→ **Problem to solve**
Quote the data below in full, minus the images.

→ **Data entries**
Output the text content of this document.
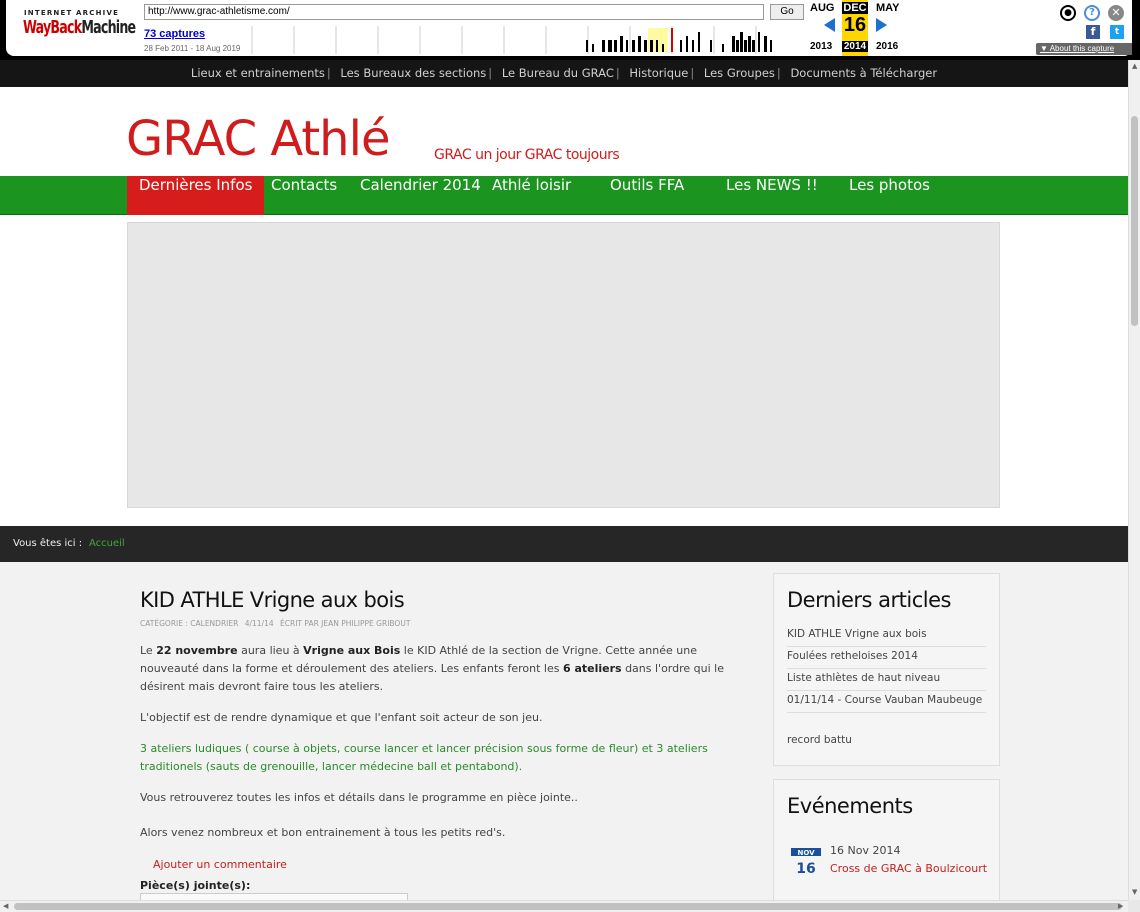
INTERNET ARCHIVE
WayBackMachine
http://www.grac-athletisme.com/	Go
73 captures
28 Feb 2011 - 18 Aug 2019
AUG	MAY
2013	2016
DEC
16
2014
●	?	✕
f	t
▼ About this capture
Lieux et entrainements | Les Bureaux des sections | Le Bureau du GRAC | Historique | Les Groupes | Documents à Télécharger
GRAC Athlé	GRAC un jour GRAC toujours
Dernières Infos	Contacts	Calendrier 2014 Athlé loisir	Outils FFA	Les NEWS !!	Les photos
Vous êtes ici : Accueil
KID ATHLE Vrigne aux bois
CATÉGORIE : CALENDRIER 4/11/14 ÉCRIT PAR JEAN PHILIPPE GRIBOUT
Le 22 novembre aura lieu à Vrigne aux Bois le KID Athlé de la section de Vrigne. Cette année une nouveauté dans la forme et déroulement des ateliers. Les enfants feront les 6 ateliers dans l'ordre qui le désirent mais devront faire tous les ateliers.
L'objectif est de rendre dynamique et que l'enfant soit acteur de son jeu.
3 ateliers ludiques ( course à objets, course lancer et lancer précision sous forme de fleur) et 3 ateliers traditionels (sauts de grenouille, lancer médecine ball et pentabond).
Vous retrouverez toutes les infos et détails dans le programme en pièce jointe..
Alors venez nombreux et bon entrainement à tous les petits red's.
Ajouter un commentaire
Pièce(s) jointe(s):
Derniers articles
KID ATHLE Vrigne aux bois
Foulées retheloises 2014
Liste athlètes de haut niveau
01/11/14 - Course Vauban Maubeuge
record battu
Evénements
NOV
16
16 Nov 2014
Cross de GRAC à Boulzicourt
▲
▼
◀	▶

→ **Answer for this exercise**
Output the text content of this document.
INTERNET ARCHIVE
WayBackMachine
http://www.grac-athletisme.com/	Go
73 captures
28 Feb 2011 - 18 Aug 2019
AUG	MAY
2013	2016
DEC
16
2014
●	?	✕
f	t
▼ About this capture
Lieux et entrainements | Les Bureaux des sections | Le Bureau du GRAC | Historique | Les Groupes | Documents à Télécharger
GRAC Athlé	GRAC un jour GRAC toujours
Dernières Infos	Contacts	Calendrier 2014 Athlé loisir	Outils FFA	Les NEWS !!	Les photos
Vous êtes ici : Accueil
KID ATHLE Vrigne aux bois
CATÉGORIE : CALENDRIER 4/11/14 ÉCRIT PAR JEAN PHILIPPE GRIBOUT
Le 22 novembre aura lieu à Vrigne aux Bois le KID Athlé de la section de Vrigne. Cette année une nouveauté dans la forme et déroulement des ateliers. Les enfants feront les 6 ateliers dans l'ordre qui le désirent mais devront faire tous les ateliers.
L'objectif est de rendre dynamique et que l'enfant soit acteur de son jeu.
3 ateliers ludiques ( course à objets, course lancer et lancer précision sous forme de fleur) et 3 ateliers traditionels (sauts de grenouille, lancer médecine ball et pentabond).
Vous retrouverez toutes les infos et détails dans le programme en pièce jointe..
Alors venez nombreux et bon entrainement à tous les petits red's.
Ajouter un commentaire
Pièce(s) jointe(s):
Derniers articles
KID ATHLE Vrigne aux bois
Foulées retheloises 2014
Liste athlètes de haut niveau
01/11/14 - Course Vauban Maubeuge
record battu
Evénements
NOV
16
16 Nov 2014
Cross de GRAC à Boulzicourt
▲
▼
◀	▶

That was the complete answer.